> _Exercise_: Which lines of the records contain "that"? Collect every one of them.

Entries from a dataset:
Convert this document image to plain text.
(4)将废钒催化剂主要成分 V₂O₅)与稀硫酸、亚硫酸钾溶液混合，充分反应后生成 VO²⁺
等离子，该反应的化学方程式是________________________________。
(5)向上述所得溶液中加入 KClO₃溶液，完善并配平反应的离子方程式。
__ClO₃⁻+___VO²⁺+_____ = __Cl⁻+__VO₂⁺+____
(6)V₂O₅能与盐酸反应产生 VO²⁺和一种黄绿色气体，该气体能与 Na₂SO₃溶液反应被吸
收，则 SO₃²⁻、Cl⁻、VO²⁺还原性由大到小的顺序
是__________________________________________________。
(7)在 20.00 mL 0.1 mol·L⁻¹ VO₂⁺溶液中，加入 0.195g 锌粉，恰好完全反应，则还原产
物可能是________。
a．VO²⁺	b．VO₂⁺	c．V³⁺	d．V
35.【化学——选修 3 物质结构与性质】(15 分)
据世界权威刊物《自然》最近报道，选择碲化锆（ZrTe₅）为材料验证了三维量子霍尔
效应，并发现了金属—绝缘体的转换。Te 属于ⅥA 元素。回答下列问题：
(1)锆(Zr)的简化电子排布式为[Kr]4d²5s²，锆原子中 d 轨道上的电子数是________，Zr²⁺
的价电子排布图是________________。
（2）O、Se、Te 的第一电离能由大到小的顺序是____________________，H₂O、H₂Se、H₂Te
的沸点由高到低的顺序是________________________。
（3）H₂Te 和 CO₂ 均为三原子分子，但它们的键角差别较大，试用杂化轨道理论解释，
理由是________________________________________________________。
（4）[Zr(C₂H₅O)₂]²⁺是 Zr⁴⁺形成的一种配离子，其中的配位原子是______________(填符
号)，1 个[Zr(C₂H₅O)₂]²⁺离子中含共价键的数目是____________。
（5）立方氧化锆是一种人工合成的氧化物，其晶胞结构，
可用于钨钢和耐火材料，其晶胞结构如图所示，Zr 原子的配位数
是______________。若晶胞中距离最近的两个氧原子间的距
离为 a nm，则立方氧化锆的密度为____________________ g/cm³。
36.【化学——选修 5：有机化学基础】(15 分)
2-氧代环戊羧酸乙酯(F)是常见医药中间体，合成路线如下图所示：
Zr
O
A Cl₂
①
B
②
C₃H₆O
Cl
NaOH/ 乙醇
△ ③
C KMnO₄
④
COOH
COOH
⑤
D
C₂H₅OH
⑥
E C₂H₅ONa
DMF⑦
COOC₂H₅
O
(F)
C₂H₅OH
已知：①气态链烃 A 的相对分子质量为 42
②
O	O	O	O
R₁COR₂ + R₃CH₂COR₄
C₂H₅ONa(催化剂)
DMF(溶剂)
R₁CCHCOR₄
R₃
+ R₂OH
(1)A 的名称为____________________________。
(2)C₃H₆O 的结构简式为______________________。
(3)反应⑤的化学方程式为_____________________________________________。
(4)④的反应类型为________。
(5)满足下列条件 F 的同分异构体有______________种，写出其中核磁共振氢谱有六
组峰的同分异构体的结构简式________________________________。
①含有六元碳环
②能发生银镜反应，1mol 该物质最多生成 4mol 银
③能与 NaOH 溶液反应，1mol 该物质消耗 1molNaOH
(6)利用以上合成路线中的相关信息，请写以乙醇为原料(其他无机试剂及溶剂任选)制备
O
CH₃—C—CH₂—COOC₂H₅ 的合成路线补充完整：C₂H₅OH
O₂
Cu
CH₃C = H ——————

---

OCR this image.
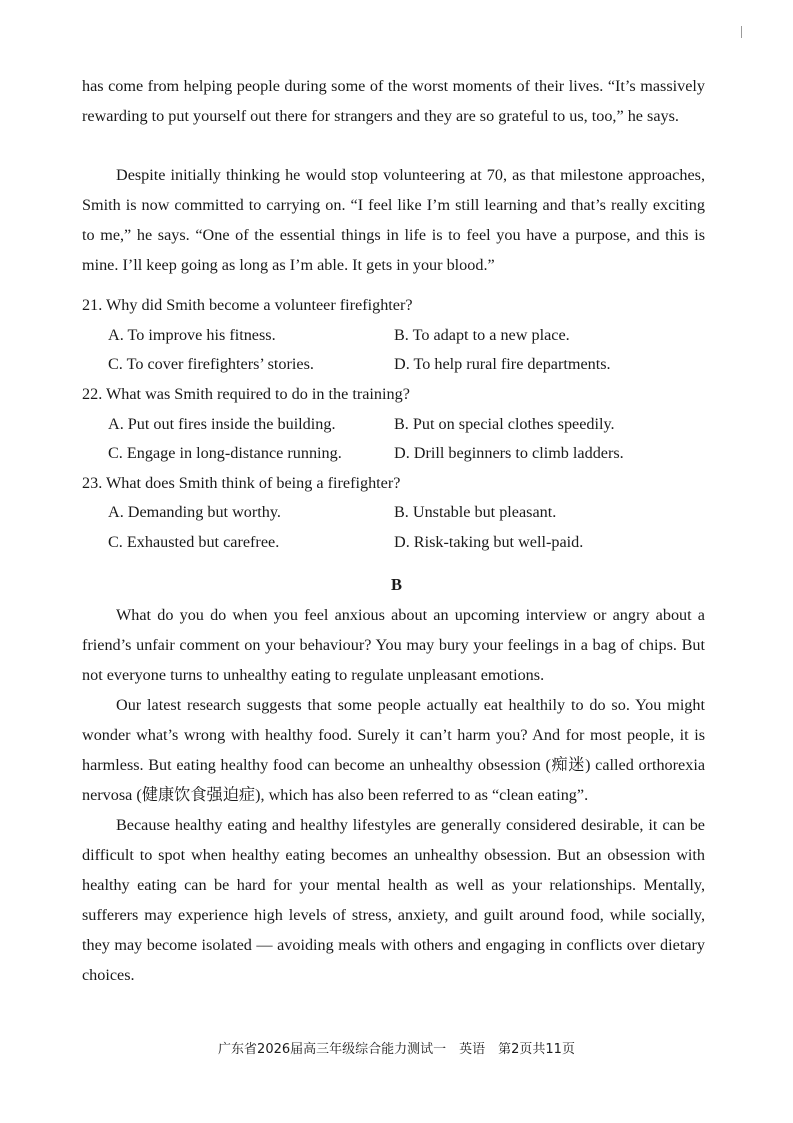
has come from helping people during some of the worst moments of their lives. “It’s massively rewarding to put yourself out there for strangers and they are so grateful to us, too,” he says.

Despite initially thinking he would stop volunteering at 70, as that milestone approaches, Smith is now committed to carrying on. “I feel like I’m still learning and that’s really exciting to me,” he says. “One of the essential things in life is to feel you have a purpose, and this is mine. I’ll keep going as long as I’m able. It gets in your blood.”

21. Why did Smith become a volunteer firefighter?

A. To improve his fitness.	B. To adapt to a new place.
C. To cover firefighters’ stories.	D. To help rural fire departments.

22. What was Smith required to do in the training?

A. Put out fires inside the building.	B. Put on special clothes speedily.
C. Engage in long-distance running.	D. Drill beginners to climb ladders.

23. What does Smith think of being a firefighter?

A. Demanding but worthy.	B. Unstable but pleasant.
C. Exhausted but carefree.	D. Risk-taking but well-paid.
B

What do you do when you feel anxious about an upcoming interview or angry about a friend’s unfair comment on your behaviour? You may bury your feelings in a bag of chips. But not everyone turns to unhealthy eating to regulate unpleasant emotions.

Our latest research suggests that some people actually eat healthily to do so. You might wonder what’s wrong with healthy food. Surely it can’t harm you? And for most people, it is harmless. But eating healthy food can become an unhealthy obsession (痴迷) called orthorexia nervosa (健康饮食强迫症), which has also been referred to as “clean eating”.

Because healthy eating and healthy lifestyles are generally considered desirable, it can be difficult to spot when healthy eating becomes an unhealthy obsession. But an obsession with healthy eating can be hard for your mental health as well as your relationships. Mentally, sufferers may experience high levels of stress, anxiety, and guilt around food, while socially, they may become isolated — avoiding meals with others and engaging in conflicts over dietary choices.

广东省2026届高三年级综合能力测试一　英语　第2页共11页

> _Exercise answer_:
Despite initially thinking he would stop volunteering at 70, as that milestone approaches, Smith is now committed to carrying on. “I feel like I’m still learning and that’s really exciting to me,” he says. “One of the essential things in life is to feel you have a purpose, and this is mine. I’ll keep going as long as I’m able. It gets in your blood.”
Our latest research suggests that some people actually eat healthily to do so. You might wonder what’s wrong with healthy food. Surely it can’t harm you? And for most people, it is harmless. But eating healthy food can become an unhealthy obsession (痴迷) called orthorexia nervosa (健康饮食强迫症), which has also been referred to as “clean eating”.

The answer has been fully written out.